# GIVEN INFORMATION start
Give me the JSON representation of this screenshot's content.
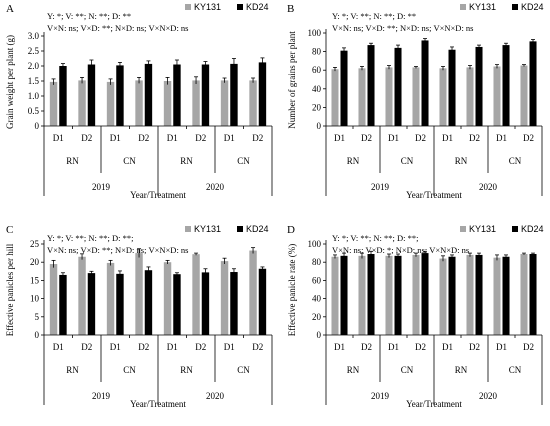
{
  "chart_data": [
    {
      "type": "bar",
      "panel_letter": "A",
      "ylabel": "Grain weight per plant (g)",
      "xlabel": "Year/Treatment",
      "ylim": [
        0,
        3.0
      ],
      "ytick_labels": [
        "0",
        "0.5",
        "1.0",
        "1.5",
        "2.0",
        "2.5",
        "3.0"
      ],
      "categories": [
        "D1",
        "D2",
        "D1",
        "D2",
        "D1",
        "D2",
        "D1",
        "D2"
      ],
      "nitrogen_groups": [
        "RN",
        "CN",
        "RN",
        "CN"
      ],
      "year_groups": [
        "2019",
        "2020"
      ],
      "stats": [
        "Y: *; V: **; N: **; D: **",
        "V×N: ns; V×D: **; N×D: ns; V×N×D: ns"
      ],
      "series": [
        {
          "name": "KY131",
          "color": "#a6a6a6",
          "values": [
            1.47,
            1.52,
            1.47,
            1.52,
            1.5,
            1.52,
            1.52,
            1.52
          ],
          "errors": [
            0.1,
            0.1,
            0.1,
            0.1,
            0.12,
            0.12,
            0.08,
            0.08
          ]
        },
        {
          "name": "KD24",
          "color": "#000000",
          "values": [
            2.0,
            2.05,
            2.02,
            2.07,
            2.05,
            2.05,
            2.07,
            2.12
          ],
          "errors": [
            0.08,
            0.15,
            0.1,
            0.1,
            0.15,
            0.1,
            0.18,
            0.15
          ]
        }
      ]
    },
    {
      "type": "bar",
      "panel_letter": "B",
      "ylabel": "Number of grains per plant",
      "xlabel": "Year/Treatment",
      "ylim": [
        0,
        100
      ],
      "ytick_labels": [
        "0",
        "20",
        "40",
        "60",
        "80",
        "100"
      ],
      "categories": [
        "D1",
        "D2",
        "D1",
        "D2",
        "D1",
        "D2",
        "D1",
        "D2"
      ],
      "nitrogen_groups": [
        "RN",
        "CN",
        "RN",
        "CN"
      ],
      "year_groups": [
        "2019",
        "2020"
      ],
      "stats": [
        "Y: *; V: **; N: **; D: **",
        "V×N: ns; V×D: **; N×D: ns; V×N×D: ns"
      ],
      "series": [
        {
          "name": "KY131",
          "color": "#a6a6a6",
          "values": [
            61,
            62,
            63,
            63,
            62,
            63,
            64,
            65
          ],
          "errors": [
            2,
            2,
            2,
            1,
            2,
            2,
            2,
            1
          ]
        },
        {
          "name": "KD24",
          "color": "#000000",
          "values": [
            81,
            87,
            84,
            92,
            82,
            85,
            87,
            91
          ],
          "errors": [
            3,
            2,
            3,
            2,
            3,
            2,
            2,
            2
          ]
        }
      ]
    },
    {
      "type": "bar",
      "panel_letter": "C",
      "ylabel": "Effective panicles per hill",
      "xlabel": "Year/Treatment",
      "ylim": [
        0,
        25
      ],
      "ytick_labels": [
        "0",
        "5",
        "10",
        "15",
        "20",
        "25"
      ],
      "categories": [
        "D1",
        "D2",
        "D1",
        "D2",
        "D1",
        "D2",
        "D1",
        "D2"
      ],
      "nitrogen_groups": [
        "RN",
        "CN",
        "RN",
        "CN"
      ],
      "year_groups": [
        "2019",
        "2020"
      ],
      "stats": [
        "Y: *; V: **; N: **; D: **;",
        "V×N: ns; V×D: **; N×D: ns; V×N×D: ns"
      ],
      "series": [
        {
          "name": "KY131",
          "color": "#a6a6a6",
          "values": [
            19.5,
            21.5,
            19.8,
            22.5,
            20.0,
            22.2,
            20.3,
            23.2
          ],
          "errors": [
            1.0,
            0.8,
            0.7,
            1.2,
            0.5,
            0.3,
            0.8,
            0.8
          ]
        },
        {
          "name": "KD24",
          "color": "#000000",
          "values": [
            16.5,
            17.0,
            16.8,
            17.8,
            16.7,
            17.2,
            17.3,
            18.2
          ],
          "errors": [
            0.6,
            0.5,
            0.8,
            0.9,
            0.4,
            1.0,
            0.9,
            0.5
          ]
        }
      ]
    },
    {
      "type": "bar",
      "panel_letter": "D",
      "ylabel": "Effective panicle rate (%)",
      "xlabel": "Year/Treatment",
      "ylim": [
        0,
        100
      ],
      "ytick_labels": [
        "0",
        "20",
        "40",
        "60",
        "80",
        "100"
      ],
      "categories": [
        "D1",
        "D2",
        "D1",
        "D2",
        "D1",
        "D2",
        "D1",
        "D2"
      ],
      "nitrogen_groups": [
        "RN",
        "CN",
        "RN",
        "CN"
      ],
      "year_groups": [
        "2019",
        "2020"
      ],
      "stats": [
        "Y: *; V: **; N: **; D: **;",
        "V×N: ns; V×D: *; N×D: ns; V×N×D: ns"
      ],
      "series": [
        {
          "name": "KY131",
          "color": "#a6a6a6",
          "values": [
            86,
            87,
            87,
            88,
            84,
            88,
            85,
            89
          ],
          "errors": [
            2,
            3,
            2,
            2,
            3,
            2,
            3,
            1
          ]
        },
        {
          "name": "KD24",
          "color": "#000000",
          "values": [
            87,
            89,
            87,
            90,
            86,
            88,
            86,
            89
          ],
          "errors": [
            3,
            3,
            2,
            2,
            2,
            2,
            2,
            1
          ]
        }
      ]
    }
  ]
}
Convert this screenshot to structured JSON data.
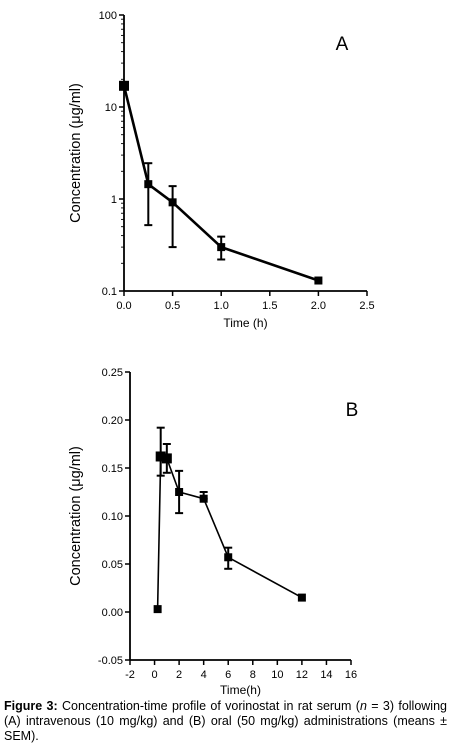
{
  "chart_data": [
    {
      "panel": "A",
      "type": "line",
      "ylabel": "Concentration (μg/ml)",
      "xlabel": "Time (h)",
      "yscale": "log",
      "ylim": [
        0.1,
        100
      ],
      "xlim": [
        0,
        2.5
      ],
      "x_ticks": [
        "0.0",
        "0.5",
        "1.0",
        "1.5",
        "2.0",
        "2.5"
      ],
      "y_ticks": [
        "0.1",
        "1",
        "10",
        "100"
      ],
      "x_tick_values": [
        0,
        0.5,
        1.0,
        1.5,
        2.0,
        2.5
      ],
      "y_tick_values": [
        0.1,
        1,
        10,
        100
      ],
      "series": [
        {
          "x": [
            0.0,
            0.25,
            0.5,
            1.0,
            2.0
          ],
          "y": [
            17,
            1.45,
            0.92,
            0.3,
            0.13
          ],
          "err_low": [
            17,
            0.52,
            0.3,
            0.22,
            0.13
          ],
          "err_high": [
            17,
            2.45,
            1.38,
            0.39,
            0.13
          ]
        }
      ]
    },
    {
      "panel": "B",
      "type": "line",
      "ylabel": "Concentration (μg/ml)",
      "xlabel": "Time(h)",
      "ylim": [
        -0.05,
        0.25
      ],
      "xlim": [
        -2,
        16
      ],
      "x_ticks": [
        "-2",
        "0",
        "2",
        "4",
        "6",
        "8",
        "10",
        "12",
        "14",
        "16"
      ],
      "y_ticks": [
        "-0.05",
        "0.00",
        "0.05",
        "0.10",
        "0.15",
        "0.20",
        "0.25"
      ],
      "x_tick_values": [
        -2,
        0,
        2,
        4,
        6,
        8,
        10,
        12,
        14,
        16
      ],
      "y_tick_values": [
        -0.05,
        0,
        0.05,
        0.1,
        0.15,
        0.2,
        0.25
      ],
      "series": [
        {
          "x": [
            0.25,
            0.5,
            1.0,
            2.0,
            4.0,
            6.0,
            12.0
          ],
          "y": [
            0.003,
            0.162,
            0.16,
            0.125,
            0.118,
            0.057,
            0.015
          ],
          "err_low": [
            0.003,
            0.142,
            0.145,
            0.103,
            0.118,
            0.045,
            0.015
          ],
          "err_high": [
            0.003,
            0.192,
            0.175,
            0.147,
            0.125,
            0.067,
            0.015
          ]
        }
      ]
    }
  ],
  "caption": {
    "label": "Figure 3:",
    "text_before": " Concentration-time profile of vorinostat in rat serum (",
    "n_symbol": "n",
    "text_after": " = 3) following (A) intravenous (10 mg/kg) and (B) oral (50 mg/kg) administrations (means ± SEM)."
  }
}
# GIVEN INFORMATION end
— EXERCISE GOAL —
Take each line containing the string "plant" and copy it out.

— EXERCISE ANSWER —
      "ylabel": "Grain weight per plant (g)",
      "ylabel": "Number of grains per plant",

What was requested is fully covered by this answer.